** Start Data provided **

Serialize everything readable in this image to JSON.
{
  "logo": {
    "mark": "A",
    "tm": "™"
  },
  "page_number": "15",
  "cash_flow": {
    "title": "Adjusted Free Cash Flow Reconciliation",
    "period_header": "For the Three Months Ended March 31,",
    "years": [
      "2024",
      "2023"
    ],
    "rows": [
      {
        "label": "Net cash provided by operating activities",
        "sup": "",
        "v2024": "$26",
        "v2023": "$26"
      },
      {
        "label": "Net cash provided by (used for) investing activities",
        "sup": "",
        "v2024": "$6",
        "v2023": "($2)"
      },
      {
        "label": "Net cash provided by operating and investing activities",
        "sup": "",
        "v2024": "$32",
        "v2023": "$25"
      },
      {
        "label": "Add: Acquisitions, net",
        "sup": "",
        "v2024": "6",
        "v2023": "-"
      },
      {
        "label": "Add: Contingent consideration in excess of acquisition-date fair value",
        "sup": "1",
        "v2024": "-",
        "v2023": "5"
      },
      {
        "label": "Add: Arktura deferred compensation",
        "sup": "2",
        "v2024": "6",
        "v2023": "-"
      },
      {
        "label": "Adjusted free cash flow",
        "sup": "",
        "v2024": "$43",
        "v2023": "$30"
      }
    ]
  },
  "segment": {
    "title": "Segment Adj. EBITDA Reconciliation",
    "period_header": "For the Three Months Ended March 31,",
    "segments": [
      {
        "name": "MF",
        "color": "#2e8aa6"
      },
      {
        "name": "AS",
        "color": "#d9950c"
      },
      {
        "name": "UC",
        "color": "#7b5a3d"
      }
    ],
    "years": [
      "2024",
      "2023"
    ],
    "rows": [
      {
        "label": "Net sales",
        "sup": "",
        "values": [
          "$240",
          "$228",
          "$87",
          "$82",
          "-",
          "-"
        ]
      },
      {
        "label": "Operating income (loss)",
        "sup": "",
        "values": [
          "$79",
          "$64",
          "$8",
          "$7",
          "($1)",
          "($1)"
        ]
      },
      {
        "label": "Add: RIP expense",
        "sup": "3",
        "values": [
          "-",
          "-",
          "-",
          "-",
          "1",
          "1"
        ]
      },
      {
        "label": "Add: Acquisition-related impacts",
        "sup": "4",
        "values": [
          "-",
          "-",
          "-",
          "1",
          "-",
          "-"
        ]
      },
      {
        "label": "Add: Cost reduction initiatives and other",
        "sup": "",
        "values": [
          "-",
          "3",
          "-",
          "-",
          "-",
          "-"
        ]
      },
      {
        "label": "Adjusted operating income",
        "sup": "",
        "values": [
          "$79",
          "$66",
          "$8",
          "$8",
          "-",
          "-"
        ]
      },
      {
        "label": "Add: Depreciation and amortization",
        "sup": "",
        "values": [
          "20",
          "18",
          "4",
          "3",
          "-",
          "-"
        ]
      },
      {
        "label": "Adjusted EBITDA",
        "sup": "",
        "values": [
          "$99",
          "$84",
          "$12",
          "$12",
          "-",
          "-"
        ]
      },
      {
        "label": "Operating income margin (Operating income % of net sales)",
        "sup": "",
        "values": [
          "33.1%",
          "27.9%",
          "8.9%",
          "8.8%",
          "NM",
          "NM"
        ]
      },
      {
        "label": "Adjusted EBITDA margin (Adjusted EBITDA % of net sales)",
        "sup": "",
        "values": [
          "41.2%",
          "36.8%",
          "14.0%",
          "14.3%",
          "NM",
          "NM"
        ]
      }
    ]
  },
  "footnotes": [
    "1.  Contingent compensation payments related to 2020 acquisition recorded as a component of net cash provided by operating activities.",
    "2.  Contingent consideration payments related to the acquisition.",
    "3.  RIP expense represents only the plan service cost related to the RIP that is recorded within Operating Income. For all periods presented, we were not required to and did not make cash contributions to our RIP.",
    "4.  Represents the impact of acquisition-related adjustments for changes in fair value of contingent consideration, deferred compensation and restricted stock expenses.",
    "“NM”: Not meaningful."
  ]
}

** End Data provided **

Objective:
In the records above, find the lines containing "payments" and copy them.

The solution:
    "1.  Contingent compensation payments related to 2020 acquisition recorded as a component of net cash provided by operating activities.",
    "2.  Contingent consideration payments related to the acquisition.",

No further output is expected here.